** Start **
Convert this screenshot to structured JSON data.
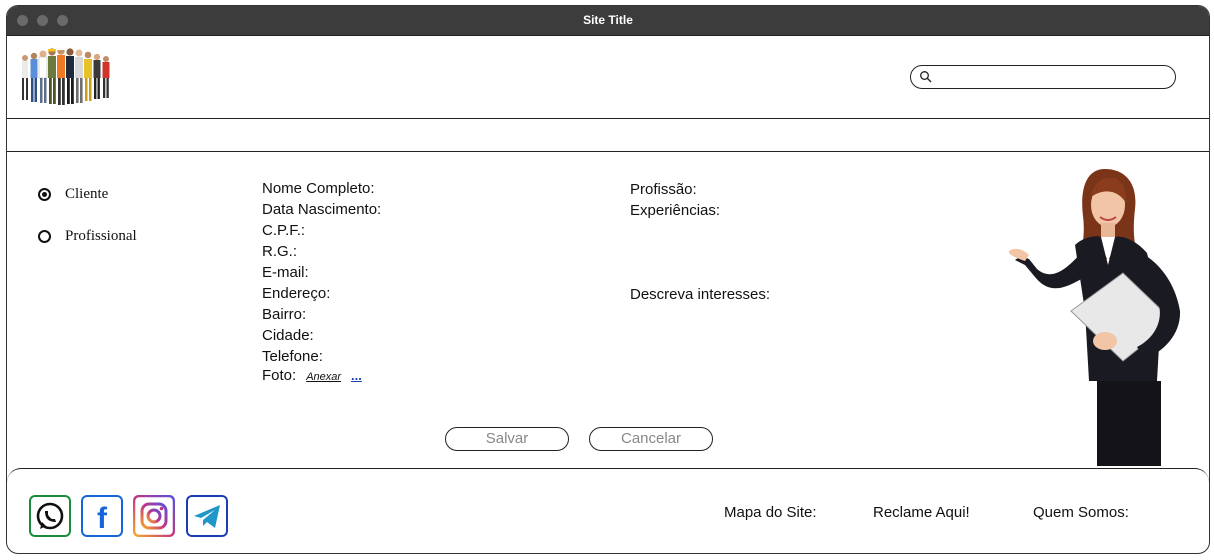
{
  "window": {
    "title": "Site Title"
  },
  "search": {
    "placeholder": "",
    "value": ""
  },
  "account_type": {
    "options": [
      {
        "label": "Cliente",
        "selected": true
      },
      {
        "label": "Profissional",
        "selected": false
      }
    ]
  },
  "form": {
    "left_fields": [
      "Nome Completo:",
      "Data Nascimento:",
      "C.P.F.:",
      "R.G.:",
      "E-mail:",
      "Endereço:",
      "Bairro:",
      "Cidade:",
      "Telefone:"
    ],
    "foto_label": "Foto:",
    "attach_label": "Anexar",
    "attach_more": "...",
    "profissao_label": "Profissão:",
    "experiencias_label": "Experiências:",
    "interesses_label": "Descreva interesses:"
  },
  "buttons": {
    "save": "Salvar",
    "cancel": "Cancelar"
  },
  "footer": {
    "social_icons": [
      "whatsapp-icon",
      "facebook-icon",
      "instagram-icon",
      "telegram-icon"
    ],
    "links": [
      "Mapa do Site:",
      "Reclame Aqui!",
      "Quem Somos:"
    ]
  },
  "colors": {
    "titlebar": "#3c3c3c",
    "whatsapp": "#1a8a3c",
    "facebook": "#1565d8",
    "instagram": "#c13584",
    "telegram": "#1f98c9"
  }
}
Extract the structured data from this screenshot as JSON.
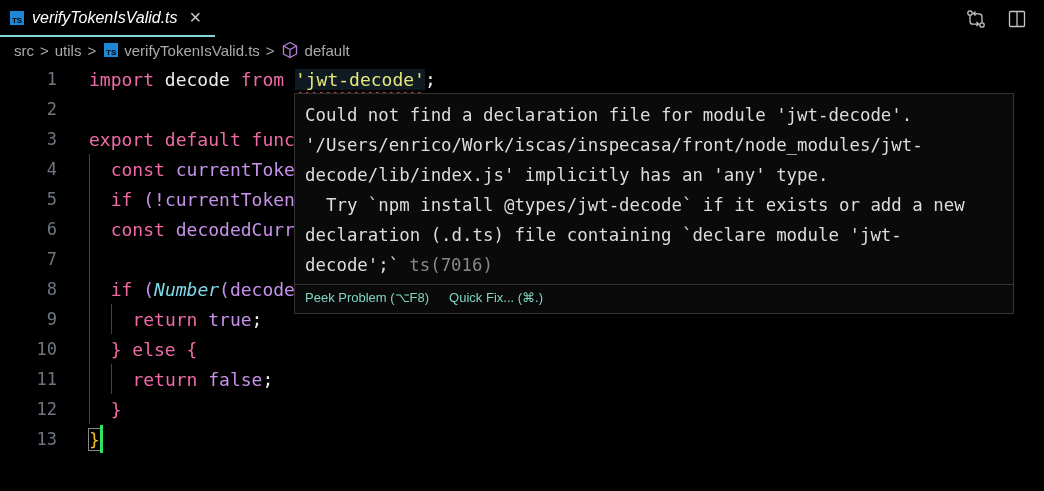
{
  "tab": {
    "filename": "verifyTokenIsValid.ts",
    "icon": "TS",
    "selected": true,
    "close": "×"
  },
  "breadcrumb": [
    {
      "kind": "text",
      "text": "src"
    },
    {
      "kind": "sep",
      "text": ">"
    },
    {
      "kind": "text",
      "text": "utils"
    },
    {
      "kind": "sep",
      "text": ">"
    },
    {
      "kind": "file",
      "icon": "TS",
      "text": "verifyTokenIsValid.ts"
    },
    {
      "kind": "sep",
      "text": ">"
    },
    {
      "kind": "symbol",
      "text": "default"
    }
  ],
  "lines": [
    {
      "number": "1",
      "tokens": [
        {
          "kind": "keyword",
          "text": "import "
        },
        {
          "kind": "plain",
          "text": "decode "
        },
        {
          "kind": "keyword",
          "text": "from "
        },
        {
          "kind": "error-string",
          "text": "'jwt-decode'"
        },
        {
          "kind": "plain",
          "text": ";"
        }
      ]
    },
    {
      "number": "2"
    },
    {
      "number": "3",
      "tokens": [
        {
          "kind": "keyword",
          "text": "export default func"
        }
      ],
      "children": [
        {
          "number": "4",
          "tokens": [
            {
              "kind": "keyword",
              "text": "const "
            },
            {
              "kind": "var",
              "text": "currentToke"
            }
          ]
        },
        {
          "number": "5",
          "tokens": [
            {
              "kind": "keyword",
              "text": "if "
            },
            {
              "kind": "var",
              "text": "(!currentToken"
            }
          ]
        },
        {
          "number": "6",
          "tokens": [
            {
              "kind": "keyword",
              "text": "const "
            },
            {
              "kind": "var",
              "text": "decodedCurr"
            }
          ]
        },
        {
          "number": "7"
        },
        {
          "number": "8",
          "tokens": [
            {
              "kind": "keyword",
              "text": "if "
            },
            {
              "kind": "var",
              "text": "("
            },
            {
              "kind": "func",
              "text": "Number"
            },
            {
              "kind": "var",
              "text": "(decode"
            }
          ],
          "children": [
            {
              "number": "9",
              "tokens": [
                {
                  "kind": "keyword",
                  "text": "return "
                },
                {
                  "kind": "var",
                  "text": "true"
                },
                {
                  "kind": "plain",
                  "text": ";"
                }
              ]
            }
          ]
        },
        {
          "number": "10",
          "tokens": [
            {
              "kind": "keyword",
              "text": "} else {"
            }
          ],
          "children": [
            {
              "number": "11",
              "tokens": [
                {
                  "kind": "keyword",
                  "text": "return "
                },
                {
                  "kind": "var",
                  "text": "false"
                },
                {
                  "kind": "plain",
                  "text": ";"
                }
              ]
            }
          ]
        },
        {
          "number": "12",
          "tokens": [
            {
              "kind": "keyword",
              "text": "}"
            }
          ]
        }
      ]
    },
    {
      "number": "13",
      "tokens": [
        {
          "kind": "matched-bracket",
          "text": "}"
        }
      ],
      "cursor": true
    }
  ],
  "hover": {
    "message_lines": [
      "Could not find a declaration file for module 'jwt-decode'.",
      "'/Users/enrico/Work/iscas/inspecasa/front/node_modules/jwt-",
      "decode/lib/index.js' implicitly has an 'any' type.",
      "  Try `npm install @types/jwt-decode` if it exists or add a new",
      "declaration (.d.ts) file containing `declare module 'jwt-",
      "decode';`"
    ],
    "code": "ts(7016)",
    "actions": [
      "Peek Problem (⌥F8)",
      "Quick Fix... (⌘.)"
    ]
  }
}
** End **
Repeat each entry precisely as it appears. Leave the pictures out.

*CORRECT RESULT*
Convert this screenshot to structured JSON data.
{
  "window": {
    "title": "Site Title"
  },
  "search": {
    "placeholder": "",
    "value": ""
  },
  "account_type": {
    "options": [
      {
        "label": "Cliente",
        "selected": true
      },
      {
        "label": "Profissional",
        "selected": false
      }
    ]
  },
  "form": {
    "left_fields": [
      "Nome Completo:",
      "Data Nascimento:",
      "C.P.F.:",
      "R.G.:",
      "E-mail:",
      "Endereço:",
      "Bairro:",
      "Cidade:",
      "Telefone:"
    ],
    "foto_label": "Foto:",
    "attach_label": "Anexar",
    "attach_more": "...",
    "profissao_label": "Profissão:",
    "experiencias_label": "Experiências:",
    "interesses_label": "Descreva interesses:"
  },
  "buttons": {
    "save": "Salvar",
    "cancel": "Cancelar"
  },
  "footer": {
    "social_icons": [
      "whatsapp-icon",
      "facebook-icon",
      "instagram-icon",
      "telegram-icon"
    ],
    "links": [
      "Mapa do Site:",
      "Reclame Aqui!",
      "Quem Somos:"
    ]
  },
  "colors": {
    "titlebar": "#3c3c3c",
    "whatsapp": "#1a8a3c",
    "facebook": "#1565d8",
    "instagram": "#c13584",
    "telegram": "#1f98c9"
  }
}
Extract the structured data from this screenshot as JSON.
{
  "tab": {
    "filename": "verifyTokenIsValid.ts",
    "icon": "TS",
    "selected": true,
    "close": "×"
  },
  "breadcrumb": [
    {
      "kind": "text",
      "text": "src"
    },
    {
      "kind": "sep",
      "text": ">"
    },
    {
      "kind": "text",
      "text": "utils"
    },
    {
      "kind": "sep",
      "text": ">"
    },
    {
      "kind": "file",
      "icon": "TS",
      "text": "verifyTokenIsValid.ts"
    },
    {
      "kind": "sep",
      "text": ">"
    },
    {
      "kind": "symbol",
      "text": "default"
    }
  ],
  "lines": [
    {
      "number": "1",
      "tokens": [
        {
          "kind": "keyword",
          "text": "import "
        },
        {
          "kind": "plain",
          "text": "decode "
        },
        {
          "kind": "keyword",
          "text": "from "
        },
        {
          "kind": "error-string",
          "text": "'jwt-decode'"
        },
        {
          "kind": "plain",
          "text": ";"
        }
      ]
    },
    {
      "number": "2"
    },
    {
      "number": "3",
      "tokens": [
        {
          "kind": "keyword",
          "text": "export default func"
        }
      ],
      "children": [
        {
          "number": "4",
          "tokens": [
            {
              "kind": "keyword",
              "text": "const "
            },
            {
              "kind": "var",
              "text": "currentToke"
            }
          ]
        },
        {
          "number": "5",
          "tokens": [
            {
              "kind": "keyword",
              "text": "if "
            },
            {
              "kind": "var",
              "text": "(!currentToken"
            }
          ]
        },
        {
          "number": "6",
          "tokens": [
            {
              "kind": "keyword",
              "text": "const "
            },
            {
              "kind": "var",
              "text": "decodedCurr"
            }
          ]
        },
        {
          "number": "7"
        },
        {
          "number": "8",
          "tokens": [
            {
              "kind": "keyword",
              "text": "if "
            },
            {
              "kind": "var",
              "text": "("
            },
            {
              "kind": "func",
              "text": "Number"
            },
            {
              "kind": "var",
              "text": "(decode"
            }
          ],
          "children": [
            {
              "number": "9",
              "tokens": [
                {
                  "kind": "keyword",
                  "text": "return "
                },
                {
                  "kind": "var",
                  "text": "true"
                },
                {
                  "kind": "plain",
                  "text": ";"
                }
              ]
            }
          ]
        },
        {
          "number": "10",
          "tokens": [
            {
              "kind": "keyword",
              "text": "} else {"
            }
          ],
          "children": [
            {
              "number": "11",
              "tokens": [
                {
                  "kind": "keyword",
                  "text": "return "
                },
                {
                  "kind": "var",
                  "text": "false"
                },
                {
                  "kind": "plain",
                  "text": ";"
                }
              ]
            }
          ]
        },
        {
          "number": "12",
          "tokens": [
            {
              "kind": "keyword",
              "text": "}"
            }
          ]
        }
      ]
    },
    {
      "number": "13",
      "tokens": [
        {
          "kind": "matched-bracket",
          "text": "}"
        }
      ],
      "cursor": true
    }
  ],
  "hover": {
    "message_lines": [
      "Could not find a declaration file for module 'jwt-decode'.",
      "'/Users/enrico/Work/iscas/inspecasa/front/node_modules/jwt-",
      "decode/lib/index.js' implicitly has an 'any' type.",
      "  Try `npm install @types/jwt-decode` if it exists or add a new",
      "declaration (.d.ts) file containing `declare module 'jwt-",
      "decode';`"
    ],
    "code": "ts(7016)",
    "actions": [
      "Peek Problem (⌥F8)",
      "Quick Fix... (⌘.)"
    ]
  }
}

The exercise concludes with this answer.